● Instructions to follow:
Provide only the number of lines in the records below that include "object".

* * * * * * *

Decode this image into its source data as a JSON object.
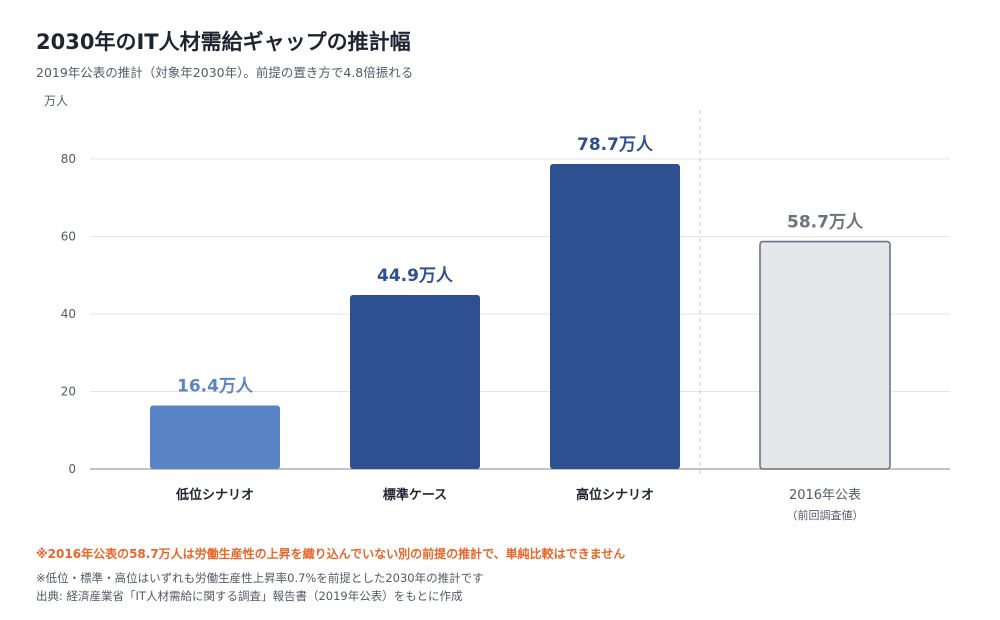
{
  "header": {
    "title": "2030年のIT人材需給ギャップの推計幅",
    "subtitle": "2019年公表の推計（対象年2030年）。前提の置き方で4.8倍振れる"
  },
  "notes": {
    "warning": "※2016年公表の58.7万人は労働生産性の上昇を織り込んでいない別の前提の推計で、単純比較はできません",
    "assumption": "※低位・標準・高位はいずれも労働生産性上昇率0.7%を前提とした2030年の推計です",
    "source": "出典: 経済産業省「IT人材需給に関する調査」報告書（2019年公表）をもとに作成"
  },
  "chart_data": {
    "type": "bar",
    "ylabel": "万人",
    "ylim": [
      0,
      80
    ],
    "yticks": [
      0,
      20,
      40,
      60,
      80
    ],
    "grid": true,
    "categories": [
      "低位シナリオ",
      "標準ケース",
      "高位シナリオ",
      "2016年公表"
    ],
    "category_sublabels": [
      "",
      "",
      "",
      "（前回調査値）"
    ],
    "values": [
      16.4,
      44.9,
      78.7,
      58.7
    ],
    "value_labels": [
      "16.4万人",
      "44.9万人",
      "78.7万人",
      "58.7万人"
    ],
    "colors": {
      "low": "#5b84c7",
      "standard": "#2e5090",
      "high": "#2e5090",
      "previous_fill": "#e6e7ea",
      "previous_stroke": "#6e7280",
      "previous_label": "#6e7280"
    }
  }
}
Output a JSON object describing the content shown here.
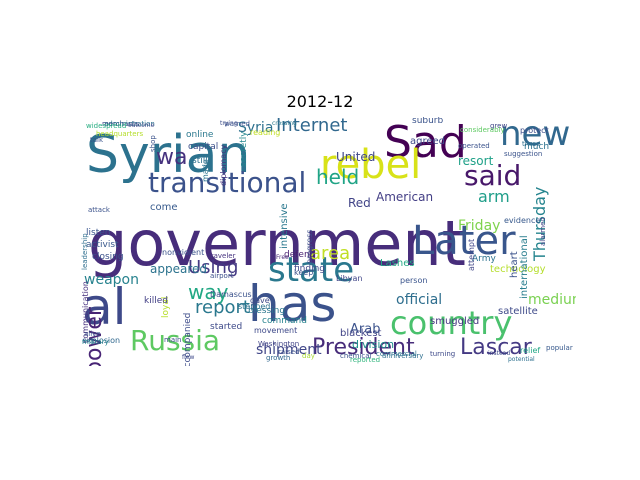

* * * * * * *

● Solution to this task:
2